**Problem to solve**
Type out the complete listing below word for word, without its pictures.

####

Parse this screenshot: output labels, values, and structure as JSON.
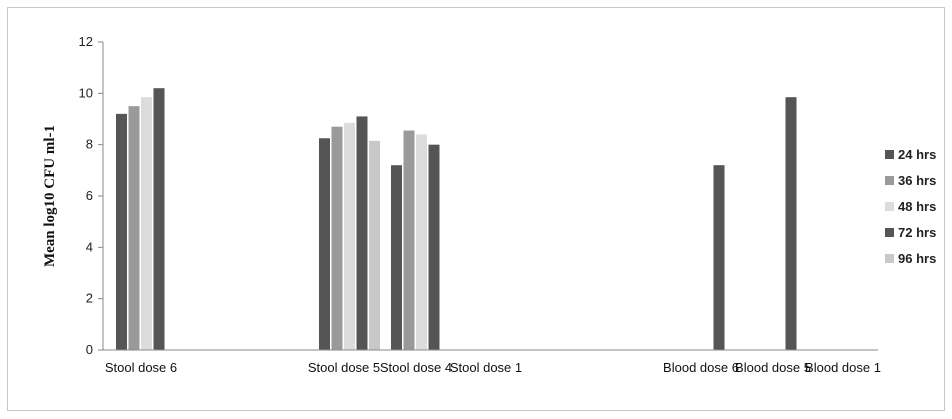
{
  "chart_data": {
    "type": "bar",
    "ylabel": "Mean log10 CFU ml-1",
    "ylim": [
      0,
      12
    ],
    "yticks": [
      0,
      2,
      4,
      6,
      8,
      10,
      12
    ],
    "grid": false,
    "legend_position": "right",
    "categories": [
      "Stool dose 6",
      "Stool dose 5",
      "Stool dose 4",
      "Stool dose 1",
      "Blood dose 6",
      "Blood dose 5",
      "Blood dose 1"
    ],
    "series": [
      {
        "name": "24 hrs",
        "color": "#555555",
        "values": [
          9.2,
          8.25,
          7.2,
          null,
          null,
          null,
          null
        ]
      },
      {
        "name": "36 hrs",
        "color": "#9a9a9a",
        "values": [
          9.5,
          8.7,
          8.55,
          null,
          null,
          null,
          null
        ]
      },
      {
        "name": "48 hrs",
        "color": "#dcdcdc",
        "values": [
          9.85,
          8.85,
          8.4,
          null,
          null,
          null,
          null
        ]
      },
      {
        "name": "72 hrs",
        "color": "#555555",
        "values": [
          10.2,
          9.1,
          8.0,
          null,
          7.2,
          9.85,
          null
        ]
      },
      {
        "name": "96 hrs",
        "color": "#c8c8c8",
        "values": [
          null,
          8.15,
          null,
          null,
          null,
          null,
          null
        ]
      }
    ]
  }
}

####

**Correct output**
Parse this screenshot: output labels, values, and structure as JSON.
{
  "chart_data": {
    "type": "bar",
    "ylabel": "Mean log10 CFU ml-1",
    "ylim": [
      0,
      12
    ],
    "yticks": [
      0,
      2,
      4,
      6,
      8,
      10,
      12
    ],
    "grid": false,
    "legend_position": "right",
    "categories": [
      "Stool dose 6",
      "Stool dose 5",
      "Stool dose 4",
      "Stool dose 1",
      "Blood dose 6",
      "Blood dose 5",
      "Blood dose 1"
    ],
    "series": [
      {
        "name": "24 hrs",
        "color": "#555555",
        "values": [
          9.2,
          8.25,
          7.2,
          null,
          null,
          null,
          null
        ]
      },
      {
        "name": "36 hrs",
        "color": "#9a9a9a",
        "values": [
          9.5,
          8.7,
          8.55,
          null,
          null,
          null,
          null
        ]
      },
      {
        "name": "48 hrs",
        "color": "#dcdcdc",
        "values": [
          9.85,
          8.85,
          8.4,
          null,
          null,
          null,
          null
        ]
      },
      {
        "name": "72 hrs",
        "color": "#555555",
        "values": [
          10.2,
          9.1,
          8.0,
          null,
          7.2,
          9.85,
          null
        ]
      },
      {
        "name": "96 hrs",
        "color": "#c8c8c8",
        "values": [
          null,
          8.15,
          null,
          null,
          null,
          null,
          null
        ]
      }
    ]
  }
}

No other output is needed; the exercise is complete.